> AVAILABLE DATA:
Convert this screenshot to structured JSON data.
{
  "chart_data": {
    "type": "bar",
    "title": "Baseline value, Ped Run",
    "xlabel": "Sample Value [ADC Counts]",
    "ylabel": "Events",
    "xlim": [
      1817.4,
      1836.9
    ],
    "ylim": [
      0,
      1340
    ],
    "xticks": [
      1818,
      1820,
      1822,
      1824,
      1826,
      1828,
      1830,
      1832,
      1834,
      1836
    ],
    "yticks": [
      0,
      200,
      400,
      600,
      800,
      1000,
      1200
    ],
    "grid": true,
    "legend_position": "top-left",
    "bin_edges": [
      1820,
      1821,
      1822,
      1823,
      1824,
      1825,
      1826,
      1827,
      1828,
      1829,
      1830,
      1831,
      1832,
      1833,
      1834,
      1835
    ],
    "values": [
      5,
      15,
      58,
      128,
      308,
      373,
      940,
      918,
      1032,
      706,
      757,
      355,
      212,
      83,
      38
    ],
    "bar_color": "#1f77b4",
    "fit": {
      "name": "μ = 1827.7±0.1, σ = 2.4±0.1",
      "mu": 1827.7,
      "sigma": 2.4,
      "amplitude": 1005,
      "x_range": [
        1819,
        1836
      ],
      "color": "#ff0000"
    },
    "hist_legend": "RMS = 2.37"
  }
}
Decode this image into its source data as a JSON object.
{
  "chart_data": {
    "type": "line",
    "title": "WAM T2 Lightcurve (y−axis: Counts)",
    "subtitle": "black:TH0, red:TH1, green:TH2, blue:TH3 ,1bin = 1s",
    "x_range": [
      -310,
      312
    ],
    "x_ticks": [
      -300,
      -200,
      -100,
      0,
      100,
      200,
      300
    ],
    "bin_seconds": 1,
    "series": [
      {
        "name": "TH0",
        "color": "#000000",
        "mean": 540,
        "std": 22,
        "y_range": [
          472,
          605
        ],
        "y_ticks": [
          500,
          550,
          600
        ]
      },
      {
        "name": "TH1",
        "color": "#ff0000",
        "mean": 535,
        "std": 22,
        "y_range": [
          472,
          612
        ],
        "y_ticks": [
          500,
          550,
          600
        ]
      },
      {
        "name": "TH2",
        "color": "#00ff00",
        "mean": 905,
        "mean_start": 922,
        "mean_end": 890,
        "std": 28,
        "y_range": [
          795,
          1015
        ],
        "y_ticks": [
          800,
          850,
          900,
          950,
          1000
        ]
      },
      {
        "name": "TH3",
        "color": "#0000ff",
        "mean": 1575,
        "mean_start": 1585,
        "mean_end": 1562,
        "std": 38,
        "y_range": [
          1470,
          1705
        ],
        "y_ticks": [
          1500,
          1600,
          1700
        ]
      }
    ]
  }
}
* * *
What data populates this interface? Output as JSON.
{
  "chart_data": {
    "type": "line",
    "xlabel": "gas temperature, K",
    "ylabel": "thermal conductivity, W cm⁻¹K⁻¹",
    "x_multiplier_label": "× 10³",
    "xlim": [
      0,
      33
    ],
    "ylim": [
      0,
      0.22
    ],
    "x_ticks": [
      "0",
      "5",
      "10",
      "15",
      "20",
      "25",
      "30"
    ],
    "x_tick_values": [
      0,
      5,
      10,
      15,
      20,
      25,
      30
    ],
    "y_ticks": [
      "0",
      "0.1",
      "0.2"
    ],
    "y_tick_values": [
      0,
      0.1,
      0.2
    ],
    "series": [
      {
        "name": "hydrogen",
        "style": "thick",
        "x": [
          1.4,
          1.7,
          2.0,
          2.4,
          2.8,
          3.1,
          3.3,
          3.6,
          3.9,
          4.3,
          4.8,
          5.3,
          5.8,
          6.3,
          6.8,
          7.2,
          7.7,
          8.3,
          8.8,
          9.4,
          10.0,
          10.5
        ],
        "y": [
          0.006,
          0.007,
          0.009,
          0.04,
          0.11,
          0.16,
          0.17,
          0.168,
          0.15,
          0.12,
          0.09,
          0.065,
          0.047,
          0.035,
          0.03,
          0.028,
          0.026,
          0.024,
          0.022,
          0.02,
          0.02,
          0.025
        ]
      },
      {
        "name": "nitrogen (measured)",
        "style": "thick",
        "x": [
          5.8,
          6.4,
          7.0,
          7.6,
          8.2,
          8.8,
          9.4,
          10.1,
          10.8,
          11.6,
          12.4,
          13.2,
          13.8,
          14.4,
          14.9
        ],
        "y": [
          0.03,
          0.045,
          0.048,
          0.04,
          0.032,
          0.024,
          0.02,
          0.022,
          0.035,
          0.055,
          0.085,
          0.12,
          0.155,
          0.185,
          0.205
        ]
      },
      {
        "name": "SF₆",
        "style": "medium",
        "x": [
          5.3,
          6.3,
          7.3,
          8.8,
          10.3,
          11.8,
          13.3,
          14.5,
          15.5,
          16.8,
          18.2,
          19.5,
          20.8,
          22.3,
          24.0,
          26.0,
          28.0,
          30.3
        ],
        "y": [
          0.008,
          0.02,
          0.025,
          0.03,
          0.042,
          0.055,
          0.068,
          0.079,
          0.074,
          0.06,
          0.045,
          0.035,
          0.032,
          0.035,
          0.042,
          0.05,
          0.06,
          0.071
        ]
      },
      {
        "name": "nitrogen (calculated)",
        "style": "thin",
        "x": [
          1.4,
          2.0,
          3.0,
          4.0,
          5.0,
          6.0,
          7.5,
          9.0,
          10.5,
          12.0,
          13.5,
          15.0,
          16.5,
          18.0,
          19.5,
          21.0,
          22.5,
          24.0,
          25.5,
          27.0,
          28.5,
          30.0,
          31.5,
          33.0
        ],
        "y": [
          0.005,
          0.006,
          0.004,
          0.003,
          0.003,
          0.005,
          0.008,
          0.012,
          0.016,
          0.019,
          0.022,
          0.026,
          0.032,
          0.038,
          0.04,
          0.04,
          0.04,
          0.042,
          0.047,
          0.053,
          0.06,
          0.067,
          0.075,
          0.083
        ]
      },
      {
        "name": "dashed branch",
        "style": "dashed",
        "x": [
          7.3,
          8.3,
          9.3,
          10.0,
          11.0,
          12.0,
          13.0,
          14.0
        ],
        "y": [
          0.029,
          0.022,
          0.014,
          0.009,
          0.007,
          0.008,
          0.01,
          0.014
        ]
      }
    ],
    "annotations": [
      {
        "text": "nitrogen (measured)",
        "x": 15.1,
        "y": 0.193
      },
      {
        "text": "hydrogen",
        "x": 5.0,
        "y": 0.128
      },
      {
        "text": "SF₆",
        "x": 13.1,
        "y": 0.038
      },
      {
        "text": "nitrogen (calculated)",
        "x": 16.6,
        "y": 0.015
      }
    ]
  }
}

> AIM:
Tally the lines of the listing that include "text". Reply with nothing but the count.

> CORRECT RESPONSE:
4